- **THE REQUEST**
Your task is to copy the listing exactly, with the pictures left out.

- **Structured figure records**
● ● ● ●

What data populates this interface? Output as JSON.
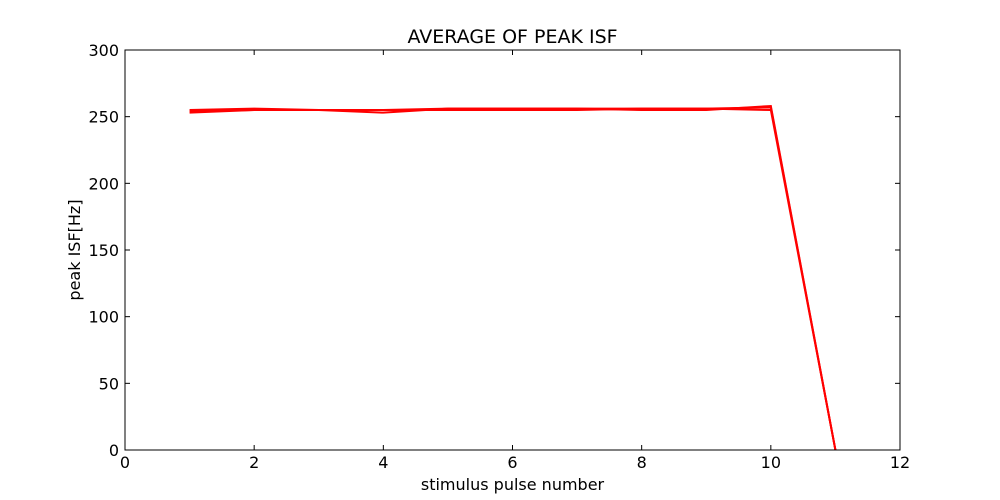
{
  "chart_data": {
    "type": "line",
    "title": "AVERAGE OF PEAK ISF",
    "xlabel": "stimulus pulse number",
    "ylabel": "peak ISF[Hz]",
    "xlim": [
      0,
      12
    ],
    "ylim": [
      0,
      300
    ],
    "xticks": [
      0,
      2,
      4,
      6,
      8,
      10,
      12
    ],
    "yticks": [
      0,
      50,
      100,
      150,
      200,
      250,
      300
    ],
    "grid": false,
    "line_color": "#ff0000",
    "series": [
      {
        "x": [
          1,
          2,
          3,
          4,
          5,
          6,
          7,
          8,
          9,
          10,
          11
        ],
        "values": [
          253,
          255,
          255,
          255,
          255,
          255,
          255,
          256,
          256,
          255,
          0
        ]
      },
      {
        "x": [
          1,
          2,
          3,
          4,
          5,
          6,
          7,
          8,
          9,
          10,
          11
        ],
        "values": [
          255,
          256,
          255,
          253,
          256,
          256,
          256,
          256,
          256,
          257,
          0
        ]
      },
      {
        "x": [
          1,
          2,
          3,
          4,
          5,
          6,
          7,
          8,
          9,
          10,
          11
        ],
        "values": [
          254,
          255,
          255,
          255,
          256,
          256,
          256,
          255,
          255,
          258,
          0
        ]
      }
    ]
  }
}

● ● ● ●

- **WRITTEN SOLUTION**
What data populates this interface? Output as JSON.
{
  "chart_data": {
    "type": "line",
    "title": "AVERAGE OF PEAK ISF",
    "xlabel": "stimulus pulse number",
    "ylabel": "peak ISF[Hz]",
    "xlim": [
      0,
      12
    ],
    "ylim": [
      0,
      300
    ],
    "xticks": [
      0,
      2,
      4,
      6,
      8,
      10,
      12
    ],
    "yticks": [
      0,
      50,
      100,
      150,
      200,
      250,
      300
    ],
    "grid": false,
    "line_color": "#ff0000",
    "series": [
      {
        "x": [
          1,
          2,
          3,
          4,
          5,
          6,
          7,
          8,
          9,
          10,
          11
        ],
        "values": [
          253,
          255,
          255,
          255,
          255,
          255,
          255,
          256,
          256,
          255,
          0
        ]
      },
      {
        "x": [
          1,
          2,
          3,
          4,
          5,
          6,
          7,
          8,
          9,
          10,
          11
        ],
        "values": [
          255,
          256,
          255,
          253,
          256,
          256,
          256,
          256,
          256,
          257,
          0
        ]
      },
      {
        "x": [
          1,
          2,
          3,
          4,
          5,
          6,
          7,
          8,
          9,
          10,
          11
        ],
        "values": [
          254,
          255,
          255,
          255,
          256,
          256,
          256,
          255,
          255,
          258,
          0
        ]
      }
    ]
  }
}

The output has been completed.